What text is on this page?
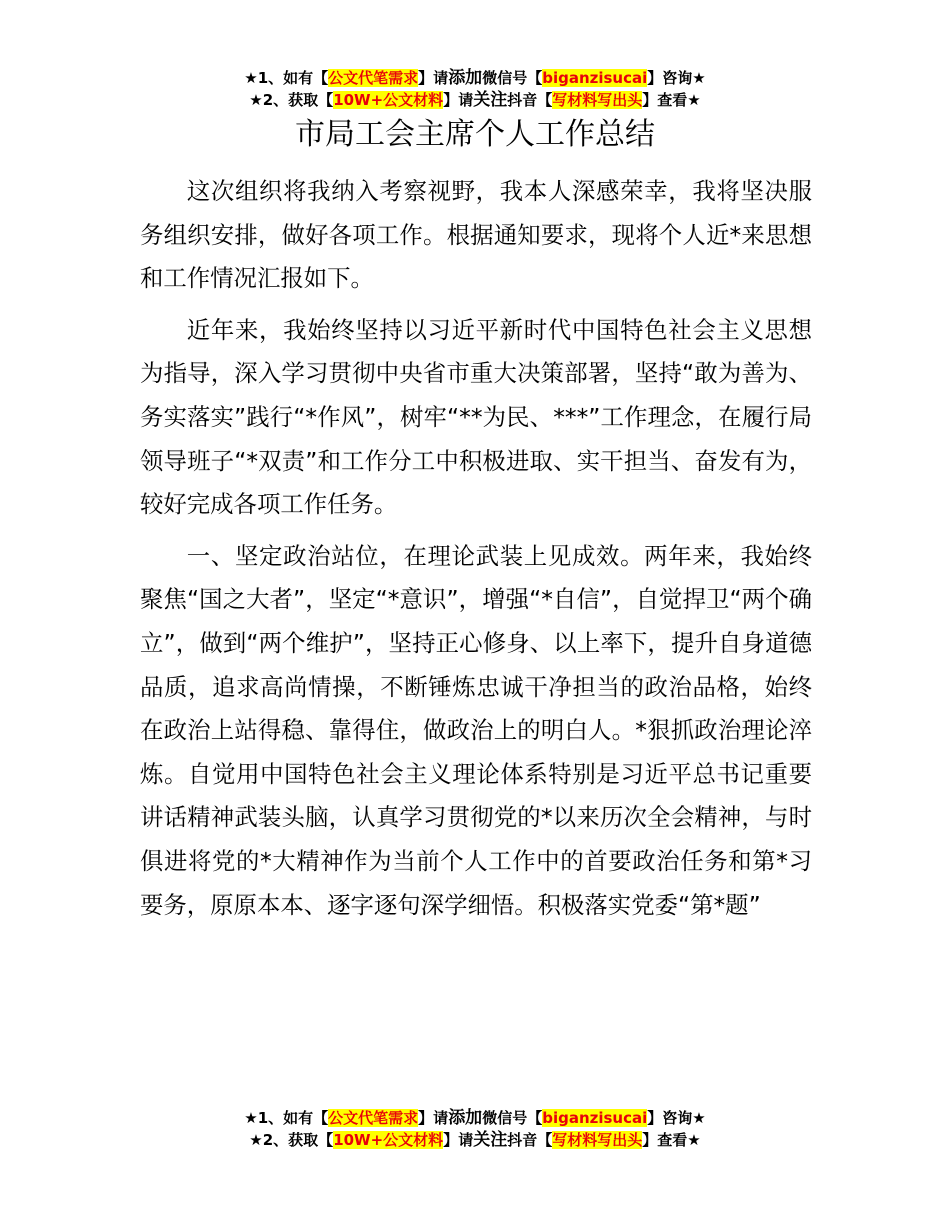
★1、如有【公文代笔需求】请添加微信号【biganzisucai】咨询★
★2、获取【10W+公文材料】请关注抖音【写材料写出头】查看★
市局工会主席个人工作总结

这次组织将我纳入考察视野，我本人深感荣幸，我将坚决服务组织安排，做好各项工作。根据通知要求，现将个人近*来思想和工作情况汇报如下。

近年来，我始终坚持以习近平新时代中国特色社会主义思想为指导，深入学习贯彻中央省市重大决策部署，坚持“敢为善为、务实落实”践行“*作风”，树牢“**为民、***”工作理念，在履行局领导班子“*双责”和工作分工中积极进取、实干担当、奋发有为，较好完成各项工作任务。

一、坚定政治站位，在理论武装上见成效。两年来，我始终聚焦“国之大者”，坚定“*意识”，增强“*自信”，自觉捍卫“两个确立”，做到“两个维护”，坚持正心修身、以上率下，提升自身道德品质，追求高尚情操，不断锤炼忠诚干净担当的政治品格，始终在政治上站得稳、靠得住，做政治上的明白人。*狠抓政治理论淬炼。自觉用中国特色社会主义理论体系特别是习近平总书记重要讲话精神武装头脑，认真学习贯彻党的*以来历次全会精神，与时俱进将党的*大精神作为当前个人工作中的首要政治任务和第*习要务，原原本本、逐字逐句深学细悟。积极落实党委“第*题”

★1、如有【公文代笔需求】请添加微信号【biganzisucai】咨询★
★2、获取【10W+公文材料】请关注抖音【写材料写出头】查看★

*Exercise task*:
Skip the images and write out the rest of the listing exactly.

*Output*:
What text is on this page?
★1、如有【公文代笔需求】请添加微信号【biganzisucai】咨询★
★2、获取【10W+公文材料】请关注抖音【写材料写出头】查看★
市局工会主席个人工作总结

这次组织将我纳入考察视野，我本人深感荣幸，我将坚决服务组织安排，做好各项工作。根据通知要求，现将个人近*来思想和工作情况汇报如下。

近年来，我始终坚持以习近平新时代中国特色社会主义思想为指导，深入学习贯彻中央省市重大决策部署，坚持“敢为善为、务实落实”践行“*作风”，树牢“**为民、***”工作理念，在履行局领导班子“*双责”和工作分工中积极进取、实干担当、奋发有为，较好完成各项工作任务。

一、坚定政治站位，在理论武装上见成效。两年来，我始终聚焦“国之大者”，坚定“*意识”，增强“*自信”，自觉捍卫“两个确立”，做到“两个维护”，坚持正心修身、以上率下，提升自身道德品质，追求高尚情操，不断锤炼忠诚干净担当的政治品格，始终在政治上站得稳、靠得住，做政治上的明白人。*狠抓政治理论淬炼。自觉用中国特色社会主义理论体系特别是习近平总书记重要讲话精神武装头脑，认真学习贯彻党的*以来历次全会精神，与时俱进将党的*大精神作为当前个人工作中的首要政治任务和第*习要务，原原本本、逐字逐句深学细悟。积极落实党委“第*题”

★1、如有【公文代笔需求】请添加微信号【biganzisucai】咨询★
★2、获取【10W+公文材料】请关注抖音【写材料写出头】查看★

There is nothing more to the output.